▶ **Raw records**:

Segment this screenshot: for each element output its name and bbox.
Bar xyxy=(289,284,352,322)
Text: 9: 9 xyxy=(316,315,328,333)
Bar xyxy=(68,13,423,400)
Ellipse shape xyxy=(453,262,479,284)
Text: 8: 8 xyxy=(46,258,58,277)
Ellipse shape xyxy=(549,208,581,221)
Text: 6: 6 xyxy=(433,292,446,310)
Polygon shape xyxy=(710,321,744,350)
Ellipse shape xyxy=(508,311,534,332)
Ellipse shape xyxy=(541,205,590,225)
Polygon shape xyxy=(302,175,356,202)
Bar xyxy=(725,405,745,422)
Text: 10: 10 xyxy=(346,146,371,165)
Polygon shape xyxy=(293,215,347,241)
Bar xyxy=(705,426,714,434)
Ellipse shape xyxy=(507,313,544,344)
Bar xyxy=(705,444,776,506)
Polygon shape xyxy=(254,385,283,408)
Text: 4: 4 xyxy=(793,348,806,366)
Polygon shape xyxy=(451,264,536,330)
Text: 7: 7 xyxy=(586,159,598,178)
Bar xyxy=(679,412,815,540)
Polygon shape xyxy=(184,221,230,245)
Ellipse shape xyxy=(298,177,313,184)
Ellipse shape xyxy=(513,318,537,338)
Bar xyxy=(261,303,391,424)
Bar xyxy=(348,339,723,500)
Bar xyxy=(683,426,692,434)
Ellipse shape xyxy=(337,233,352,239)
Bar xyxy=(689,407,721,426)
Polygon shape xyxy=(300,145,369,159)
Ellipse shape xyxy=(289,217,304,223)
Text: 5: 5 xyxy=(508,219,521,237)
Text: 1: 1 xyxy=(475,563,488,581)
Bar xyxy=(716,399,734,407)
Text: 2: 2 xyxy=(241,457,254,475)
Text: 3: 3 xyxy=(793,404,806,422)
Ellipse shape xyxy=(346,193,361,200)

▶ **Work to be completed**: Please put every line of the data above into a JSON list of strings, one string per line, and leave out any blank lines.

▶ **Answer in full**:
[
  "Segment this screenshot: for each element output its name and bbox.",
  "Bar xyxy=(289,284,352,322)",
  "Text: 9: 9 xyxy=(316,315,328,333)",
  "Bar xyxy=(68,13,423,400)",
  "Ellipse shape xyxy=(453,262,479,284)",
  "Text: 8: 8 xyxy=(46,258,58,277)",
  "Ellipse shape xyxy=(549,208,581,221)",
  "Text: 6: 6 xyxy=(433,292,446,310)",
  "Polygon shape xyxy=(710,321,744,350)",
  "Ellipse shape xyxy=(508,311,534,332)",
  "Ellipse shape xyxy=(541,205,590,225)",
  "Polygon shape xyxy=(302,175,356,202)",
  "Bar xyxy=(725,405,745,422)",
  "Text: 10: 10 xyxy=(346,146,371,165)",
  "Polygon shape xyxy=(293,215,347,241)",
  "Bar xyxy=(705,426,714,434)",
  "Ellipse shape xyxy=(507,313,544,344)",
  "Bar xyxy=(705,444,776,506)",
  "Polygon shape xyxy=(254,385,283,408)",
  "Text: 4: 4 xyxy=(793,348,806,366)",
  "Polygon shape xyxy=(451,264,536,330)",
  "Text: 7: 7 xyxy=(586,159,598,178)",
  "Bar xyxy=(679,412,815,540)",
  "Polygon shape xyxy=(184,221,230,245)",
  "Ellipse shape xyxy=(298,177,313,184)",
  "Ellipse shape xyxy=(513,318,537,338)",
  "Bar xyxy=(261,303,391,424)",
  "Bar xyxy=(348,339,723,500)",
  "Bar xyxy=(683,426,692,434)",
  "Ellipse shape xyxy=(337,233,352,239)",
  "Bar xyxy=(689,407,721,426)",
  "Polygon shape xyxy=(300,145,369,159)",
  "Ellipse shape xyxy=(289,217,304,223)",
  "Text: 5: 5 xyxy=(508,219,521,237)",
  "Text: 1: 1 xyxy=(475,563,488,581)",
  "Bar xyxy=(716,399,734,407)",
  "Text: 2: 2 xyxy=(241,457,254,475)",
  "Text: 3: 3 xyxy=(793,404,806,422)",
  "Ellipse shape xyxy=(346,193,361,200)"
]